WHAT IS EXPECTED – Quote the entries word for word. Omit the pictures.

Data entries:
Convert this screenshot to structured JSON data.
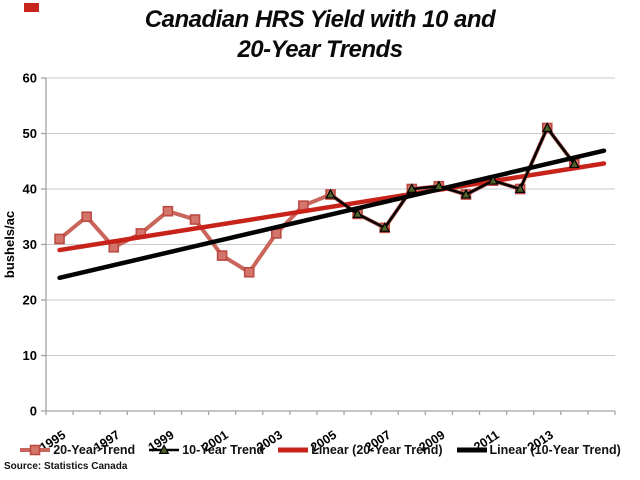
{
  "badge_color": "#c7251b",
  "title": {
    "line1": "Canadian HRS Yield with 10 and",
    "line2": "20-Year Trends"
  },
  "source": "Source: Statistics Canada",
  "legend": {
    "items": [
      {
        "label": "20-Year Trend"
      },
      {
        "label": "10-Year Trend"
      },
      {
        "label": "Linear (20-Year Trend)"
      },
      {
        "label": "Linear (10-Year Trend)"
      }
    ]
  },
  "chart_data": {
    "type": "line",
    "title": "Canadian HRS Yield with 10 and 20-Year Trends",
    "xlabel": "",
    "ylabel": "bushels/ac",
    "ylim": [
      0,
      60
    ],
    "yticks": [
      0,
      10,
      20,
      30,
      40,
      50,
      60
    ],
    "xtick_labels": [
      "1995",
      "1997",
      "1999",
      "2001",
      "2003",
      "2005",
      "2007",
      "2009",
      "2011",
      "2013"
    ],
    "grid": true,
    "legend_position": "bottom",
    "series": [
      {
        "name": "20-Year Trend",
        "marker": "square",
        "line_color": "#c9655b",
        "marker_fill": "#d3756b",
        "marker_stroke": "#bc4a42",
        "start_year": 1995,
        "x": [
          1995,
          1996,
          1997,
          1998,
          1999,
          2000,
          2001,
          2002,
          2003,
          2004,
          2005,
          2006,
          2007,
          2008,
          2009,
          2010,
          2011,
          2012,
          2013,
          2014
        ],
        "values": [
          31,
          35,
          29.5,
          32,
          36,
          34.5,
          28,
          25,
          32,
          37,
          39,
          35.5,
          33,
          40,
          40.5,
          39,
          41.5,
          40,
          51,
          44.5
        ]
      },
      {
        "name": "10-Year Trend",
        "marker": "triangle",
        "line_color": "#000000",
        "marker_fill": "#4f6228",
        "marker_stroke": "#000000",
        "start_year": 2005,
        "x": [
          2005,
          2006,
          2007,
          2008,
          2009,
          2010,
          2011,
          2012,
          2013,
          2014
        ],
        "values": [
          39,
          35.5,
          33,
          40,
          40.5,
          39,
          41.5,
          40,
          51,
          44.5
        ]
      }
    ],
    "trendlines": [
      {
        "name": "Linear (20-Year Trend)",
        "color": "#c8231a",
        "value_at_1995": 29,
        "value_at_right_edge": 44.6
      },
      {
        "name": "Linear (10-Year Trend)",
        "color": "#030303",
        "value_at_1995": 24,
        "value_at_right_edge": 46.9
      }
    ],
    "axis_color": "#a3a3a3",
    "grid_color": "#c9c9c9"
  }
}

CORRECT RESULT –
Convert this screenshot to structured JSON data.
{
  "badge_color": "#c7251b",
  "title": {
    "line1": "Canadian HRS Yield with 10 and",
    "line2": "20-Year Trends"
  },
  "source": "Source: Statistics Canada",
  "legend": {
    "items": [
      {
        "label": "20-Year Trend"
      },
      {
        "label": "10-Year Trend"
      },
      {
        "label": "Linear (20-Year Trend)"
      },
      {
        "label": "Linear (10-Year Trend)"
      }
    ]
  },
  "chart_data": {
    "type": "line",
    "title": "Canadian HRS Yield with 10 and 20-Year Trends",
    "xlabel": "",
    "ylabel": "bushels/ac",
    "ylim": [
      0,
      60
    ],
    "yticks": [
      0,
      10,
      20,
      30,
      40,
      50,
      60
    ],
    "xtick_labels": [
      "1995",
      "1997",
      "1999",
      "2001",
      "2003",
      "2005",
      "2007",
      "2009",
      "2011",
      "2013"
    ],
    "grid": true,
    "legend_position": "bottom",
    "series": [
      {
        "name": "20-Year Trend",
        "marker": "square",
        "line_color": "#c9655b",
        "marker_fill": "#d3756b",
        "marker_stroke": "#bc4a42",
        "start_year": 1995,
        "x": [
          1995,
          1996,
          1997,
          1998,
          1999,
          2000,
          2001,
          2002,
          2003,
          2004,
          2005,
          2006,
          2007,
          2008,
          2009,
          2010,
          2011,
          2012,
          2013,
          2014
        ],
        "values": [
          31,
          35,
          29.5,
          32,
          36,
          34.5,
          28,
          25,
          32,
          37,
          39,
          35.5,
          33,
          40,
          40.5,
          39,
          41.5,
          40,
          51,
          44.5
        ]
      },
      {
        "name": "10-Year Trend",
        "marker": "triangle",
        "line_color": "#000000",
        "marker_fill": "#4f6228",
        "marker_stroke": "#000000",
        "start_year": 2005,
        "x": [
          2005,
          2006,
          2007,
          2008,
          2009,
          2010,
          2011,
          2012,
          2013,
          2014
        ],
        "values": [
          39,
          35.5,
          33,
          40,
          40.5,
          39,
          41.5,
          40,
          51,
          44.5
        ]
      }
    ],
    "trendlines": [
      {
        "name": "Linear (20-Year Trend)",
        "color": "#c8231a",
        "value_at_1995": 29,
        "value_at_right_edge": 44.6
      },
      {
        "name": "Linear (10-Year Trend)",
        "color": "#030303",
        "value_at_1995": 24,
        "value_at_right_edge": 46.9
      }
    ],
    "axis_color": "#a3a3a3",
    "grid_color": "#c9c9c9"
  }
}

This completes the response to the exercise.